Identify the lines that contain the string "その他小売" and copy all of them.

-- Begin Dataset records --

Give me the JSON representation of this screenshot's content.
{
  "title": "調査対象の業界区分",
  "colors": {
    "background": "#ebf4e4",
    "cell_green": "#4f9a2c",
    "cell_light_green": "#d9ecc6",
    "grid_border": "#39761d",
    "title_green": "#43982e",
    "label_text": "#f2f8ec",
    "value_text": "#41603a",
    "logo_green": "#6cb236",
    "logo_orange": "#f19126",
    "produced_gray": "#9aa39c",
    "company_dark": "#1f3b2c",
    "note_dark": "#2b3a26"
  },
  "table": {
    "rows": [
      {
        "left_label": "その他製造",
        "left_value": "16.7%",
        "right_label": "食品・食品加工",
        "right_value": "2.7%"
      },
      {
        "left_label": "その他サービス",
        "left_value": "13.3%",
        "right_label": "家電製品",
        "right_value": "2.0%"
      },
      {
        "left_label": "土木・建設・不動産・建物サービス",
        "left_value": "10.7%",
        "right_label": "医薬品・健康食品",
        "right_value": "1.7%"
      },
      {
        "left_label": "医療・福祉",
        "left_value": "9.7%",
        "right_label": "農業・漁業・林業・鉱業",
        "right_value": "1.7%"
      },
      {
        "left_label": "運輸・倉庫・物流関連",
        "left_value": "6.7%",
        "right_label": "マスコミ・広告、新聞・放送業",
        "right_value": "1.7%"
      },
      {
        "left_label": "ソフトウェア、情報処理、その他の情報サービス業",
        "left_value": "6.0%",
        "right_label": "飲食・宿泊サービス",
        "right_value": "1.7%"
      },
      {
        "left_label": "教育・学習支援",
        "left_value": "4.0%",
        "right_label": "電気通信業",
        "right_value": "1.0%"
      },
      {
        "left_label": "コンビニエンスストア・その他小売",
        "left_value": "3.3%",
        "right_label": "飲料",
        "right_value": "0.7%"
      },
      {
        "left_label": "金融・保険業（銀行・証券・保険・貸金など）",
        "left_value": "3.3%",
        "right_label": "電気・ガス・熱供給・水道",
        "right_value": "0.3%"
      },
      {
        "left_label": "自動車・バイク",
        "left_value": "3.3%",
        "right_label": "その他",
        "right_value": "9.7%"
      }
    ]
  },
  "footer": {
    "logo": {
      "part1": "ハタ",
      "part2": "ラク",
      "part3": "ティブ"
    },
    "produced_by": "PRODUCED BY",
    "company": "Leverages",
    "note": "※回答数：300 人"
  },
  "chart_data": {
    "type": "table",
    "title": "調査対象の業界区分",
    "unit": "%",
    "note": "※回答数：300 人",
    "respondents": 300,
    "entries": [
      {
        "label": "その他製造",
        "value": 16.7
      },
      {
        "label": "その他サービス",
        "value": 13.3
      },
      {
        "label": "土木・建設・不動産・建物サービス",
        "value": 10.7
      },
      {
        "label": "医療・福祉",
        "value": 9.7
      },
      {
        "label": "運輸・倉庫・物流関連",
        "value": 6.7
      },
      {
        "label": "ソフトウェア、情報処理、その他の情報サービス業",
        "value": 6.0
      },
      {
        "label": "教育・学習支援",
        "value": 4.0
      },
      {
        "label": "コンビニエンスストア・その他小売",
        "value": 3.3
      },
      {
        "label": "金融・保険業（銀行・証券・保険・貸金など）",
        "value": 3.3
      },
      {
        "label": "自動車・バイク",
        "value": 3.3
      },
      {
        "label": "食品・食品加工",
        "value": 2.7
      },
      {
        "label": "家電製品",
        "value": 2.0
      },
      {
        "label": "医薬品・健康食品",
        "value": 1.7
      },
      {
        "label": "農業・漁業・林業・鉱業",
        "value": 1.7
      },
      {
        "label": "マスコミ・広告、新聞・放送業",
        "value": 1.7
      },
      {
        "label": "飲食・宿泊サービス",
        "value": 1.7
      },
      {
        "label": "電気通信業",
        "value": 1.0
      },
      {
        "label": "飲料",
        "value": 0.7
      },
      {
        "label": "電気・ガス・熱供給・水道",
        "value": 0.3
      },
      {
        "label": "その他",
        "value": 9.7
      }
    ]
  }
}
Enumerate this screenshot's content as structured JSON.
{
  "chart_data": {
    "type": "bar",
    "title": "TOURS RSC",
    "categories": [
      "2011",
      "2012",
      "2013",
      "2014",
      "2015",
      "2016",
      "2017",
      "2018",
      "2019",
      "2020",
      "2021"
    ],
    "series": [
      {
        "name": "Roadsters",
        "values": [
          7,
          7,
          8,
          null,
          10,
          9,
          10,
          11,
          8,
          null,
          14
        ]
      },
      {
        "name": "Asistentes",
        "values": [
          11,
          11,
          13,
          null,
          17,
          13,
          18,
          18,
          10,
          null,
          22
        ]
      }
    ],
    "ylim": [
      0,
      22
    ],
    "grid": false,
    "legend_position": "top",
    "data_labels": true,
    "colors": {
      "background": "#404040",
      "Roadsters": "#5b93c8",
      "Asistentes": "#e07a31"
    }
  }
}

-- End Dataset records --

Written solution:
        "left_label": "コンビニエンスストア・その他小売",
        "label": "コンビニエンスストア・その他小売",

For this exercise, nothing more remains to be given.